# Extracted records:
----------------
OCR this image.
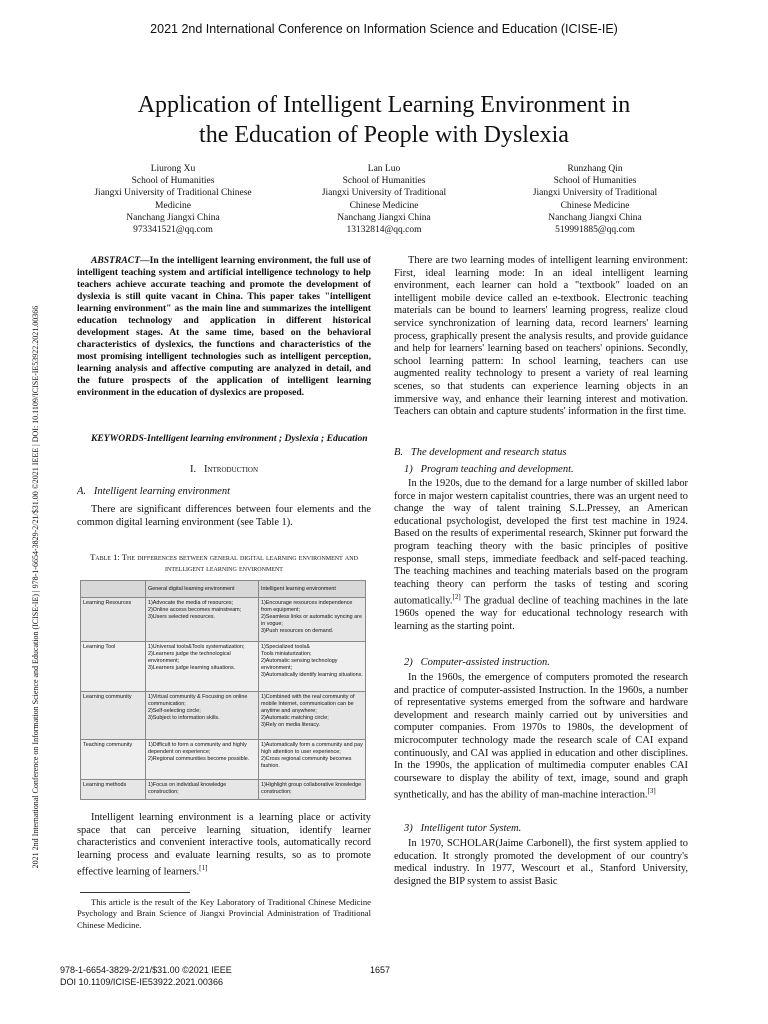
2021 2nd International Conference on Information Science and Education (ICISE-IE)
Application of Intelligent Learning Environment in
the Education of People with Dyslexia
Liurong Xu
School of Humanities
Jiangxi University of Traditional Chinese
Medicine
Nanchang Jiangxi China
973341521@qq.com
Lan Luo
School of Humanities
Jiangxi University of Traditional
Chinese Medicine
Nanchang Jiangxi China
13132814@qq.com
Runzhang Qin
School of Humanities
Jiangxi University of Traditional
Chinese Medicine
Nanchang Jiangxi China
519991885@qq.com
2021 2nd International Conference on Information Science and Education (ICISE-IE) | 978-1-6654-3829-2/21/$31.00 ©2021 IEEE | DOI: 10.1109/ICISE-IE53922.2021.00366
ABSTRACT—In the intelligent learning environment, the full use of intelligent teaching system and artificial intelligence technology to help teachers achieve accurate teaching and promote the development of dyslexia is still quite vacant in China. This paper takes "intelligent learning environment" as the main line and summarizes the intelligent education technology and application in different historical development stages. At the same time, based on the behavioral characteristics of dyslexics, the functions and characteristics of the most promising intelligent technologies such as intelligent perception, learning analysis and affective computing are analyzed in detail, and the future prospects of the application of intelligent learning environment in the education of dyslexics are proposed.
KEYWORDS-Intelligent learning environment ; Dyslexia ; Education
I. Introduction
A.   Intelligent learning environment
There are significant differences between four elements and the common digital learning environment (see Table 1).
Table 1: The differences between general digital learning environment and intelligent learning environment
	General digital learning environment	Intelligent learning environment
Learning Resources	1)Advocate the media of resources;
2)Online access becomes mainstream;
3)Users selected resources.	1)Encourage resources independence from equipment;
2)Seamless links or automatic syncing are in vogue;
3)Push resources on demand.
Learning Tool	1)Universal tools&Tools systematization;
2)Learners judge the technological environment;
3)Learners judge learning situations.	1)Specialized tools&
Tools miniaturization;
2)Automatic sensing technology environment;
3)Automatically identify learning situations.
Learning community	1)Virtual community & Focusing on online communication;
2)Self-selecting circle;
3)Subject to information skills.	1)Combined with the real community of mobile Internet, communication can be anytime and anywhere;
2)Automatic matching circle;
3)Rely on media literacy.
Teaching community	1)Difficult to form a community and highly dependent on experience;
2)Regional communities become possible.	1)Automatically form a community and pay high attention to user experience;
2)Cross regional community becomes fashion.
Learning methods	1)Focus on individual knowledge construction;	1)Highlight group collaborative knowledge construction;
Intelligent learning environment is a learning place or activity space that can perceive learning situation, identify learner characteristics and convenient interactive tools, automatically record learning process and evaluate learning results, so as to promote effective learning of learners.[1]
This article is the result of the Key Laboratory of Traditional Chinese Medicine Psychology and Brain Science of Jiangxi Provincial Administration of Traditional Chinese Medicine.
There are two learning modes of intelligent learning environment: First, ideal learning mode: In an ideal intelligent learning environment, each learner can hold a "textbook" loaded on an intelligent mobile device called an e-textbook. Electronic teaching materials can be bound to learners' learning progress, realize cloud service synchronization of learning data, record learners' learning process, graphically present the analysis results, and provide guidance and help for learners' learning based on teachers' opinions. Secondly, school learning pattern: In school learning, teachers can use augmented reality technology to present a variety of real learning scenes, so that students can experience learning objects in an immersive way, and enhance their learning interest and motivation. Teachers can obtain and capture students' information in the first time.
B.   The development and research status
1)   Program teaching and development.
In the 1920s, due to the demand for a large number of skilled labor force in major western capitalist countries, there was an urgent need to change the way of talent training S.L.Pressey, an American educational psychologist, developed the first test machine in 1924. Based on the results of experimental research, Skinner put forward the program teaching theory with the basic principles of positive response, small steps, immediate feedback and self-paced teaching. The teaching machines and teaching materials based on the program teaching theory can perform the tasks of testing and scoring automatically.[2] The gradual decline of teaching machines in the late 1960s opened the way for educational technology research with learning as the starting point.
2)   Computer-assisted instruction.
In the 1960s, the emergence of computers promoted the research and practice of computer-assisted Instruction. In the 1960s, a number of representative systems emerged from the software and hardware development and research mainly carried out by universities and computer companies. From 1970s to 1980s, the development of microcomputer technology made the research scale of CAI expand continuously, and CAI was applied in education and other disciplines. In the 1990s, the application of multimedia computer enables CAI courseware to display the ability of text, image, sound and graph synthetically, and has the ability of man-machine interaction.[3]
3)   Intelligent tutor System.
In 1970, SCHOLAR(Jaime Carbonell), the first system applied to education. It strongly promoted the development of our country's medical industry. In 1977, Wescourt et al., Stanford University, designed the BIP system to assist Basic
978-1-6654-3829-2/21/$31.00 ©2021 IEEE
DOI 10.1109/ICISE-IE53922.2021.00366
1657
----------------
# Exercise instructions:
Find and copy each line above that includes the string "Table".

# Task response:
There are significant differences between four elements and the common digital learning environment (see Table 1).
Table 1: The differences between general digital learning environment and intelligent learning environment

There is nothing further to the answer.